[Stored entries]
---
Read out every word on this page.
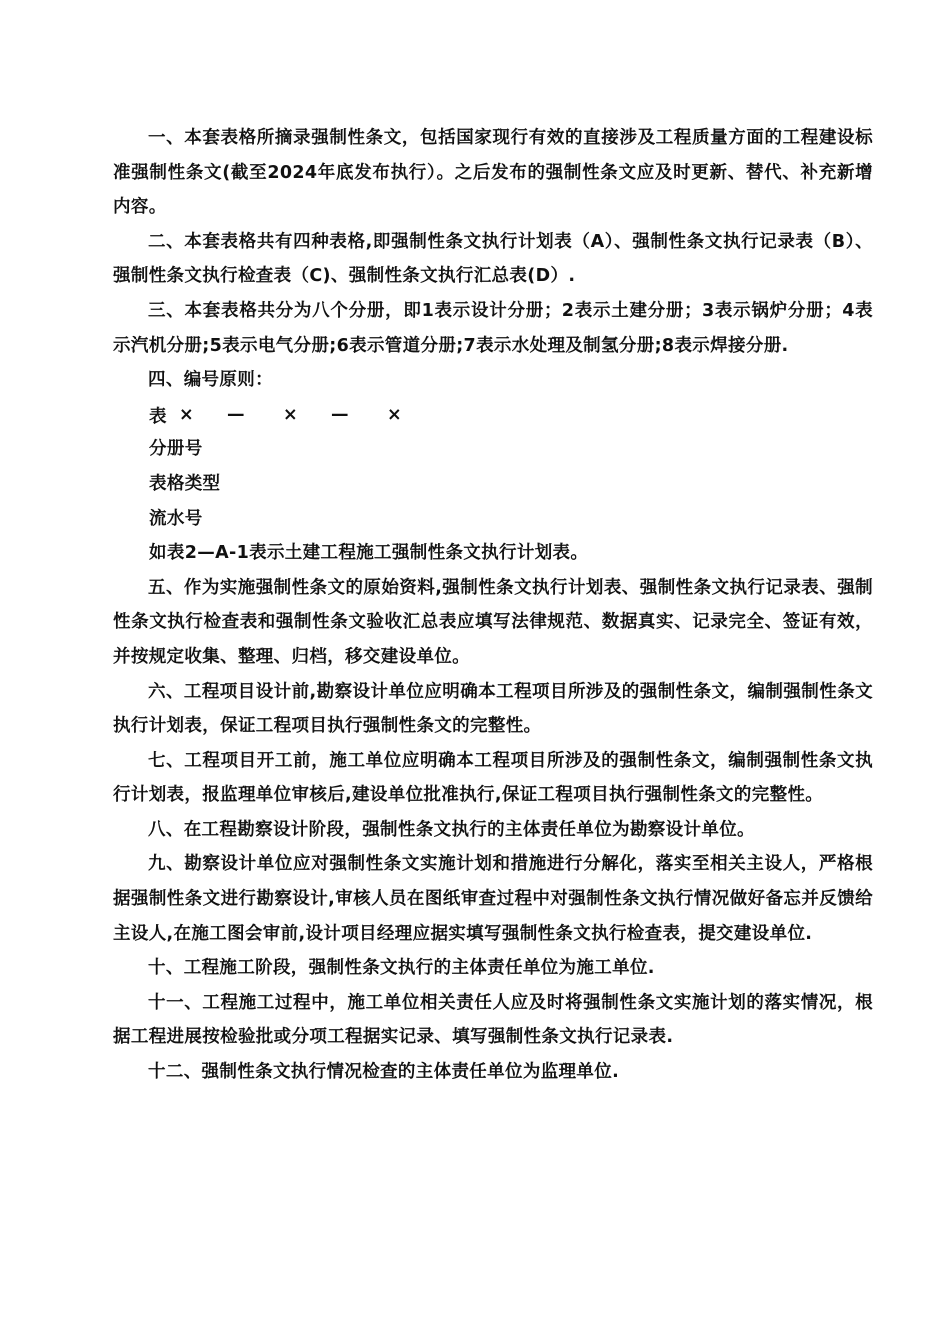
一、本套表格所摘录强制性条文，包括国家现行有效的直接涉及工程质量方面的工程建设标准强制性条文(截至2024年底发布执行）。之后发布的强制性条文应及时更新、替代、补充新增内容。

二、本套表格共有四种表格,即强制性条文执行计划表（A）、强制性条文执行记录表（B）、强制性条文执行检查表（C)、强制性条文执行汇总表(D）.

三、本套表格共分为八个分册，即1表示设计分册；2表示土建分册；3表示锅炉分册；4表示汽机分册;5表示电气分册;6表示管道分册;7表示水处理及制氢分册;8表示焊接分册.

四、编号原则：

表 ×	—	×	—	×

分册号

表格类型

流水号

如表2—A-1表示土建工程施工强制性条文执行计划表。

五、作为实施强制性条文的原始资料,强制性条文执行计划表、强制性条文执行记录表、强制性条文执行检查表和强制性条文验收汇总表应填写法律规范、数据真实、记录完全、签证有效，并按规定收集、整理、归档，移交建设单位。

六、工程项目设计前,勘察设计单位应明确本工程项目所涉及的强制性条文，编制强制性条文执行计划表，保证工程项目执行强制性条文的完整性。

七、工程项目开工前，施工单位应明确本工程项目所涉及的强制性条文，编制强制性条文执行计划表，报监理单位审核后,建设单位批准执行,保证工程项目执行强制性条文的完整性。

八、在工程勘察设计阶段，强制性条文执行的主体责任单位为勘察设计单位。

九、勘察设计单位应对强制性条文实施计划和措施进行分解化，落实至相关主设人，严格根据强制性条文进行勘察设计,审核人员在图纸审查过程中对强制性条文执行情况做好备忘并反馈给主设人,在施工图会审前,设计项目经理应据实填写强制性条文执行检查表，提交建设单位.

十、工程施工阶段，强制性条文执行的主体责任单位为施工单位.

十一、工程施工过程中，施工单位相关责任人应及时将强制性条文实施计划的落实情况，根据工程进展按检验批或分项工程据实记录、填写强制性条文执行记录表.

十二、强制性条文执行情况检查的主体责任单位为监理单位.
---
WHAT IS EXPECTED →
Restate the whole listing above exactly, please, omitting every image.

RESPONSE TO THIS TASK →
Read out every word on this page.
一、本套表格所摘录强制性条文，包括国家现行有效的直接涉及工程质量方面的工程建设标准强制性条文(截至2024年底发布执行）。之后发布的强制性条文应及时更新、替代、补充新增内容。

二、本套表格共有四种表格,即强制性条文执行计划表（A）、强制性条文执行记录表（B）、强制性条文执行检查表（C)、强制性条文执行汇总表(D）.

三、本套表格共分为八个分册，即1表示设计分册；2表示土建分册；3表示锅炉分册；4表示汽机分册;5表示电气分册;6表示管道分册;7表示水处理及制氢分册;8表示焊接分册.

四、编号原则：

表 ×	—	×	—	×

分册号

表格类型

流水号

如表2—A-1表示土建工程施工强制性条文执行计划表。

五、作为实施强制性条文的原始资料,强制性条文执行计划表、强制性条文执行记录表、强制性条文执行检查表和强制性条文验收汇总表应填写法律规范、数据真实、记录完全、签证有效，并按规定收集、整理、归档，移交建设单位。

六、工程项目设计前,勘察设计单位应明确本工程项目所涉及的强制性条文，编制强制性条文执行计划表，保证工程项目执行强制性条文的完整性。

七、工程项目开工前，施工单位应明确本工程项目所涉及的强制性条文，编制强制性条文执行计划表，报监理单位审核后,建设单位批准执行,保证工程项目执行强制性条文的完整性。

八、在工程勘察设计阶段，强制性条文执行的主体责任单位为勘察设计单位。

九、勘察设计单位应对强制性条文实施计划和措施进行分解化，落实至相关主设人，严格根据强制性条文进行勘察设计,审核人员在图纸审查过程中对强制性条文执行情况做好备忘并反馈给主设人,在施工图会审前,设计项目经理应据实填写强制性条文执行检查表，提交建设单位.

十、工程施工阶段，强制性条文执行的主体责任单位为施工单位.

十一、工程施工过程中，施工单位相关责任人应及时将强制性条文实施计划的落实情况，根据工程进展按检验批或分项工程据实记录、填写强制性条文执行记录表.

十二、强制性条文执行情况检查的主体责任单位为监理单位.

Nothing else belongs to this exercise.